___ LISTED RECORDS ___

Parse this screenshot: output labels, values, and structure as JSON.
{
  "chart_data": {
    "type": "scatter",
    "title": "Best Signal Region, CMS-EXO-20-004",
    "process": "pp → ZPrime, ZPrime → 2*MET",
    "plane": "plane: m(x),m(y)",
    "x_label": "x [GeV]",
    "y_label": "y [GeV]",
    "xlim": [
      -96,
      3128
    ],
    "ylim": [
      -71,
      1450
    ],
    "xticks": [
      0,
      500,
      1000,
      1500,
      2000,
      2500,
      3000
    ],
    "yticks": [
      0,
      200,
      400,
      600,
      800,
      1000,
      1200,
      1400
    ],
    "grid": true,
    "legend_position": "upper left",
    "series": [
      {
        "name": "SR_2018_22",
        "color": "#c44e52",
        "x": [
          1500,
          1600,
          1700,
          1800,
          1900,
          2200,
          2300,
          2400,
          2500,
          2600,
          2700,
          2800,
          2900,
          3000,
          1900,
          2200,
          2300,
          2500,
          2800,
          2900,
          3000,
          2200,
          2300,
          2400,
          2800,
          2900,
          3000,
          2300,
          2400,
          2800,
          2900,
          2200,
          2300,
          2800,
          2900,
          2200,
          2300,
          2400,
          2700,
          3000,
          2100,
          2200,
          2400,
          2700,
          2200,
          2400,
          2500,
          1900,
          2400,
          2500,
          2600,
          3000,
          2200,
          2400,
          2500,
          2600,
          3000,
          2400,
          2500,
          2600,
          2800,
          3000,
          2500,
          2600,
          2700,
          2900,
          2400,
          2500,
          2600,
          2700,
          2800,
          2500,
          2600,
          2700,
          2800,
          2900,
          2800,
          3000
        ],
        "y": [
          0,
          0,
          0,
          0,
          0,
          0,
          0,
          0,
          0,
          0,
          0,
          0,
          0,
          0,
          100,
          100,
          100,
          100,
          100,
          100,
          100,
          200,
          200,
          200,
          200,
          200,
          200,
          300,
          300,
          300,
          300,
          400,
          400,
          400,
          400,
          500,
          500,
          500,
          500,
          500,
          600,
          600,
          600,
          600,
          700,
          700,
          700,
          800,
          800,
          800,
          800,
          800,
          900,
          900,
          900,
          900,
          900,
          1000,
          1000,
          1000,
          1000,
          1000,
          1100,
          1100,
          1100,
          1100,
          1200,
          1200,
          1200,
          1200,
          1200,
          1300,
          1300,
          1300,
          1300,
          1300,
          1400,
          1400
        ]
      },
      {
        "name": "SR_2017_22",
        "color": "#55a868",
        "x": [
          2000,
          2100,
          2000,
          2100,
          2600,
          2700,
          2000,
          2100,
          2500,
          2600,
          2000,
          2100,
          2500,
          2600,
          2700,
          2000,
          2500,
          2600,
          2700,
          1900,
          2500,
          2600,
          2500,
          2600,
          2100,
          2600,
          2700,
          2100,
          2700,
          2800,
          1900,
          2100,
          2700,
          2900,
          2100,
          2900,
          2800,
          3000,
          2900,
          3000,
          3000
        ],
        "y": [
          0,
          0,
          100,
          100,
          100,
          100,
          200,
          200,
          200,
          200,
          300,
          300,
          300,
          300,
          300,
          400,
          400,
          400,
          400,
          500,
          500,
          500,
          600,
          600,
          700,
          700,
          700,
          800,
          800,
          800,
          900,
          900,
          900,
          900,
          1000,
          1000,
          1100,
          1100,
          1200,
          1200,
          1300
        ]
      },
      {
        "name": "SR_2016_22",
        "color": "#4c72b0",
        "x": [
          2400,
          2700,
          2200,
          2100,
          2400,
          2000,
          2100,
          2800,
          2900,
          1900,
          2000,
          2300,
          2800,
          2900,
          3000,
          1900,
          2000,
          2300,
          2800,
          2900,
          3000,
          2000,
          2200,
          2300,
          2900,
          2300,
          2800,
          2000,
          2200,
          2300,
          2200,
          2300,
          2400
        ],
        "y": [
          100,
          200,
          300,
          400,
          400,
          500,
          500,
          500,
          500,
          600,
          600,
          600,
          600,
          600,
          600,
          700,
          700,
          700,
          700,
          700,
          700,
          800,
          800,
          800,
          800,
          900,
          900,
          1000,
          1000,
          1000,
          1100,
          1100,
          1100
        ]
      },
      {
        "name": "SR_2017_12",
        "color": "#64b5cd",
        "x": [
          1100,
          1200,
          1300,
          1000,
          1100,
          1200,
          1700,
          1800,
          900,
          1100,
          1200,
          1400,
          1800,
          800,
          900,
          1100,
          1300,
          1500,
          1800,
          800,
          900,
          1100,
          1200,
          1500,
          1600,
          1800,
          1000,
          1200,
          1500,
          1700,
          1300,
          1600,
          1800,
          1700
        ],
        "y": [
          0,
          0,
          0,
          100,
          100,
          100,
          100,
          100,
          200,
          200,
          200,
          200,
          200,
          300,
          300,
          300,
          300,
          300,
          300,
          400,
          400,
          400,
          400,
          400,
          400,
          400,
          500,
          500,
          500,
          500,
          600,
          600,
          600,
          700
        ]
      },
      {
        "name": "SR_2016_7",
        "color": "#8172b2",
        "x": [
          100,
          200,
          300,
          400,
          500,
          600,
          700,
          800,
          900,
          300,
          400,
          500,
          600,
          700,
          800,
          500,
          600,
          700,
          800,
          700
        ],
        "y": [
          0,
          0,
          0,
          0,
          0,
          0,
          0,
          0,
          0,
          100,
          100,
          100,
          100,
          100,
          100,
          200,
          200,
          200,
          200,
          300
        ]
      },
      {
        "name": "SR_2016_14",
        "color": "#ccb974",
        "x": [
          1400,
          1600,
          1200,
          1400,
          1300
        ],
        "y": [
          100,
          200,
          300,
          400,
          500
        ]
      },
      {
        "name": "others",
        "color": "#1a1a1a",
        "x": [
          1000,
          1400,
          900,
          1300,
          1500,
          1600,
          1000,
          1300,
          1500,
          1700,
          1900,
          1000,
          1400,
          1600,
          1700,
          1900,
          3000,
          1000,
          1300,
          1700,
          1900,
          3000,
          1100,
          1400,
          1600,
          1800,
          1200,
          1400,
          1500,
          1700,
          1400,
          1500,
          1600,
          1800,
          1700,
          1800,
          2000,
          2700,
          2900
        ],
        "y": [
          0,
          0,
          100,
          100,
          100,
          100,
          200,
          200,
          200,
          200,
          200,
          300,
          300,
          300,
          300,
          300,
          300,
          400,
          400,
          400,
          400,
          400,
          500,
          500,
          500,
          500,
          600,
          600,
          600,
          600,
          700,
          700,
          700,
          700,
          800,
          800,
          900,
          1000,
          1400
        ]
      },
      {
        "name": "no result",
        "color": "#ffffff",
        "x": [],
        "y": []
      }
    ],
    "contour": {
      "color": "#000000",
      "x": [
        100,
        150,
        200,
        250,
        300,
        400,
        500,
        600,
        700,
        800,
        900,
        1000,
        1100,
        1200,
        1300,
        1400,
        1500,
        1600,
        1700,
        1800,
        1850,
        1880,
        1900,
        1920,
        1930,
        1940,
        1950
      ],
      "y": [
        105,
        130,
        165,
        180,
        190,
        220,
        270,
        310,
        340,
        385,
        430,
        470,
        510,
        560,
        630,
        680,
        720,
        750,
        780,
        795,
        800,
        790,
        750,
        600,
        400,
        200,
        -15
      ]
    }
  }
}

___

● **SHORT TASK**
Return every record, word for word.

● **WRITTEN RESPONSE**
Parse this screenshot: output labels, values, and structure as JSON.
{
  "chart_data": {
    "type": "scatter",
    "title": "Best Signal Region, CMS-EXO-20-004",
    "process": "pp → ZPrime, ZPrime → 2*MET",
    "plane": "plane: m(x),m(y)",
    "x_label": "x [GeV]",
    "y_label": "y [GeV]",
    "xlim": [
      -96,
      3128
    ],
    "ylim": [
      -71,
      1450
    ],
    "xticks": [
      0,
      500,
      1000,
      1500,
      2000,
      2500,
      3000
    ],
    "yticks": [
      0,
      200,
      400,
      600,
      800,
      1000,
      1200,
      1400
    ],
    "grid": true,
    "legend_position": "upper left",
    "series": [
      {
        "name": "SR_2018_22",
        "color": "#c44e52",
        "x": [
          1500,
          1600,
          1700,
          1800,
          1900,
          2200,
          2300,
          2400,
          2500,
          2600,
          2700,
          2800,
          2900,
          3000,
          1900,
          2200,
          2300,
          2500,
          2800,
          2900,
          3000,
          2200,
          2300,
          2400,
          2800,
          2900,
          3000,
          2300,
          2400,
          2800,
          2900,
          2200,
          2300,
          2800,
          2900,
          2200,
          2300,
          2400,
          2700,
          3000,
          2100,
          2200,
          2400,
          2700,
          2200,
          2400,
          2500,
          1900,
          2400,
          2500,
          2600,
          3000,
          2200,
          2400,
          2500,
          2600,
          3000,
          2400,
          2500,
          2600,
          2800,
          3000,
          2500,
          2600,
          2700,
          2900,
          2400,
          2500,
          2600,
          2700,
          2800,
          2500,
          2600,
          2700,
          2800,
          2900,
          2800,
          3000
        ],
        "y": [
          0,
          0,
          0,
          0,
          0,
          0,
          0,
          0,
          0,
          0,
          0,
          0,
          0,
          0,
          100,
          100,
          100,
          100,
          100,
          100,
          100,
          200,
          200,
          200,
          200,
          200,
          200,
          300,
          300,
          300,
          300,
          400,
          400,
          400,
          400,
          500,
          500,
          500,
          500,
          500,
          600,
          600,
          600,
          600,
          700,
          700,
          700,
          800,
          800,
          800,
          800,
          800,
          900,
          900,
          900,
          900,
          900,
          1000,
          1000,
          1000,
          1000,
          1000,
          1100,
          1100,
          1100,
          1100,
          1200,
          1200,
          1200,
          1200,
          1200,
          1300,
          1300,
          1300,
          1300,
          1300,
          1400,
          1400
        ]
      },
      {
        "name": "SR_2017_22",
        "color": "#55a868",
        "x": [
          2000,
          2100,
          2000,
          2100,
          2600,
          2700,
          2000,
          2100,
          2500,
          2600,
          2000,
          2100,
          2500,
          2600,
          2700,
          2000,
          2500,
          2600,
          2700,
          1900,
          2500,
          2600,
          2500,
          2600,
          2100,
          2600,
          2700,
          2100,
          2700,
          2800,
          1900,
          2100,
          2700,
          2900,
          2100,
          2900,
          2800,
          3000,
          2900,
          3000,
          3000
        ],
        "y": [
          0,
          0,
          100,
          100,
          100,
          100,
          200,
          200,
          200,
          200,
          300,
          300,
          300,
          300,
          300,
          400,
          400,
          400,
          400,
          500,
          500,
          500,
          600,
          600,
          700,
          700,
          700,
          800,
          800,
          800,
          900,
          900,
          900,
          900,
          1000,
          1000,
          1100,
          1100,
          1200,
          1200,
          1300
        ]
      },
      {
        "name": "SR_2016_22",
        "color": "#4c72b0",
        "x": [
          2400,
          2700,
          2200,
          2100,
          2400,
          2000,
          2100,
          2800,
          2900,
          1900,
          2000,
          2300,
          2800,
          2900,
          3000,
          1900,
          2000,
          2300,
          2800,
          2900,
          3000,
          2000,
          2200,
          2300,
          2900,
          2300,
          2800,
          2000,
          2200,
          2300,
          2200,
          2300,
          2400
        ],
        "y": [
          100,
          200,
          300,
          400,
          400,
          500,
          500,
          500,
          500,
          600,
          600,
          600,
          600,
          600,
          600,
          700,
          700,
          700,
          700,
          700,
          700,
          800,
          800,
          800,
          800,
          900,
          900,
          1000,
          1000,
          1000,
          1100,
          1100,
          1100
        ]
      },
      {
        "name": "SR_2017_12",
        "color": "#64b5cd",
        "x": [
          1100,
          1200,
          1300,
          1000,
          1100,
          1200,
          1700,
          1800,
          900,
          1100,
          1200,
          1400,
          1800,
          800,
          900,
          1100,
          1300,
          1500,
          1800,
          800,
          900,
          1100,
          1200,
          1500,
          1600,
          1800,
          1000,
          1200,
          1500,
          1700,
          1300,
          1600,
          1800,
          1700
        ],
        "y": [
          0,
          0,
          0,
          100,
          100,
          100,
          100,
          100,
          200,
          200,
          200,
          200,
          200,
          300,
          300,
          300,
          300,
          300,
          300,
          400,
          400,
          400,
          400,
          400,
          400,
          400,
          500,
          500,
          500,
          500,
          600,
          600,
          600,
          700
        ]
      },
      {
        "name": "SR_2016_7",
        "color": "#8172b2",
        "x": [
          100,
          200,
          300,
          400,
          500,
          600,
          700,
          800,
          900,
          300,
          400,
          500,
          600,
          700,
          800,
          500,
          600,
          700,
          800,
          700
        ],
        "y": [
          0,
          0,
          0,
          0,
          0,
          0,
          0,
          0,
          0,
          100,
          100,
          100,
          100,
          100,
          100,
          200,
          200,
          200,
          200,
          300
        ]
      },
      {
        "name": "SR_2016_14",
        "color": "#ccb974",
        "x": [
          1400,
          1600,
          1200,
          1400,
          1300
        ],
        "y": [
          100,
          200,
          300,
          400,
          500
        ]
      },
      {
        "name": "others",
        "color": "#1a1a1a",
        "x": [
          1000,
          1400,
          900,
          1300,
          1500,
          1600,
          1000,
          1300,
          1500,
          1700,
          1900,
          1000,
          1400,
          1600,
          1700,
          1900,
          3000,
          1000,
          1300,
          1700,
          1900,
          3000,
          1100,
          1400,
          1600,
          1800,
          1200,
          1400,
          1500,
          1700,
          1400,
          1500,
          1600,
          1800,
          1700,
          1800,
          2000,
          2700,
          2900
        ],
        "y": [
          0,
          0,
          100,
          100,
          100,
          100,
          200,
          200,
          200,
          200,
          200,
          300,
          300,
          300,
          300,
          300,
          300,
          400,
          400,
          400,
          400,
          400,
          500,
          500,
          500,
          500,
          600,
          600,
          600,
          600,
          700,
          700,
          700,
          700,
          800,
          800,
          900,
          1000,
          1400
        ]
      },
      {
        "name": "no result",
        "color": "#ffffff",
        "x": [],
        "y": []
      }
    ],
    "contour": {
      "color": "#000000",
      "x": [
        100,
        150,
        200,
        250,
        300,
        400,
        500,
        600,
        700,
        800,
        900,
        1000,
        1100,
        1200,
        1300,
        1400,
        1500,
        1600,
        1700,
        1800,
        1850,
        1880,
        1900,
        1920,
        1930,
        1940,
        1950
      ],
      "y": [
        105,
        130,
        165,
        180,
        190,
        220,
        270,
        310,
        340,
        385,
        430,
        470,
        510,
        560,
        630,
        680,
        720,
        750,
        780,
        795,
        800,
        790,
        750,
        600,
        400,
        200,
        -15
      ]
    }
  }
}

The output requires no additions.